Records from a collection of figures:

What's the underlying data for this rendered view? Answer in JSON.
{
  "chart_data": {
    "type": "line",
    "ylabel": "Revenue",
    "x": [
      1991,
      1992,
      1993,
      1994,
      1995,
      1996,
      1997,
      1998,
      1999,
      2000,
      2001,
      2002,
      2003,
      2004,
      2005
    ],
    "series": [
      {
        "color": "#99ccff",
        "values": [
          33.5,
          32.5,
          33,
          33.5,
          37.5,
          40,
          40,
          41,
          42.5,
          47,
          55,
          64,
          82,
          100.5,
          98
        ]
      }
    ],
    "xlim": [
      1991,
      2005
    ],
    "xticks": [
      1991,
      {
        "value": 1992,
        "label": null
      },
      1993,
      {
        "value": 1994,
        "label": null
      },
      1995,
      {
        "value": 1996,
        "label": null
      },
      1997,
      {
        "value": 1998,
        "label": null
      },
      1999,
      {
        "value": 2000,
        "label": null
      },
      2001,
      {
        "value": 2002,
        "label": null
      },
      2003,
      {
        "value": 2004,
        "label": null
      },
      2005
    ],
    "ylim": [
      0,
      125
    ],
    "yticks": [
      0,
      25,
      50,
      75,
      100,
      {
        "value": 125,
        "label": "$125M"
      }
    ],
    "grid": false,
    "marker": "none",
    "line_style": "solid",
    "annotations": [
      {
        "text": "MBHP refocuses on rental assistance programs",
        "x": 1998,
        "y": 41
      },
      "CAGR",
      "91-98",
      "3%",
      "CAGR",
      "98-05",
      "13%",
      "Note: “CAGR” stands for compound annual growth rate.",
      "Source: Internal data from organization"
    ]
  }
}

=== DIRECTION ===
Extract the complete listing verbatim.

=== WRITTEN REPLY ===
What's the underlying data for this rendered view? Answer in JSON.
{
  "chart_data": {
    "type": "line",
    "ylabel": "Revenue",
    "x": [
      1991,
      1992,
      1993,
      1994,
      1995,
      1996,
      1997,
      1998,
      1999,
      2000,
      2001,
      2002,
      2003,
      2004,
      2005
    ],
    "series": [
      {
        "color": "#99ccff",
        "values": [
          33.5,
          32.5,
          33,
          33.5,
          37.5,
          40,
          40,
          41,
          42.5,
          47,
          55,
          64,
          82,
          100.5,
          98
        ]
      }
    ],
    "xlim": [
      1991,
      2005
    ],
    "xticks": [
      1991,
      {
        "value": 1992,
        "label": null
      },
      1993,
      {
        "value": 1994,
        "label": null
      },
      1995,
      {
        "value": 1996,
        "label": null
      },
      1997,
      {
        "value": 1998,
        "label": null
      },
      1999,
      {
        "value": 2000,
        "label": null
      },
      2001,
      {
        "value": 2002,
        "label": null
      },
      2003,
      {
        "value": 2004,
        "label": null
      },
      2005
    ],
    "ylim": [
      0,
      125
    ],
    "yticks": [
      0,
      25,
      50,
      75,
      100,
      {
        "value": 125,
        "label": "$125M"
      }
    ],
    "grid": false,
    "marker": "none",
    "line_style": "solid",
    "annotations": [
      {
        "text": "MBHP refocuses on rental assistance programs",
        "x": 1998,
        "y": 41
      },
      "CAGR",
      "91-98",
      "3%",
      "CAGR",
      "98-05",
      "13%",
      "Note: “CAGR” stands for compound annual growth rate.",
      "Source: Internal data from organization"
    ]
  }
}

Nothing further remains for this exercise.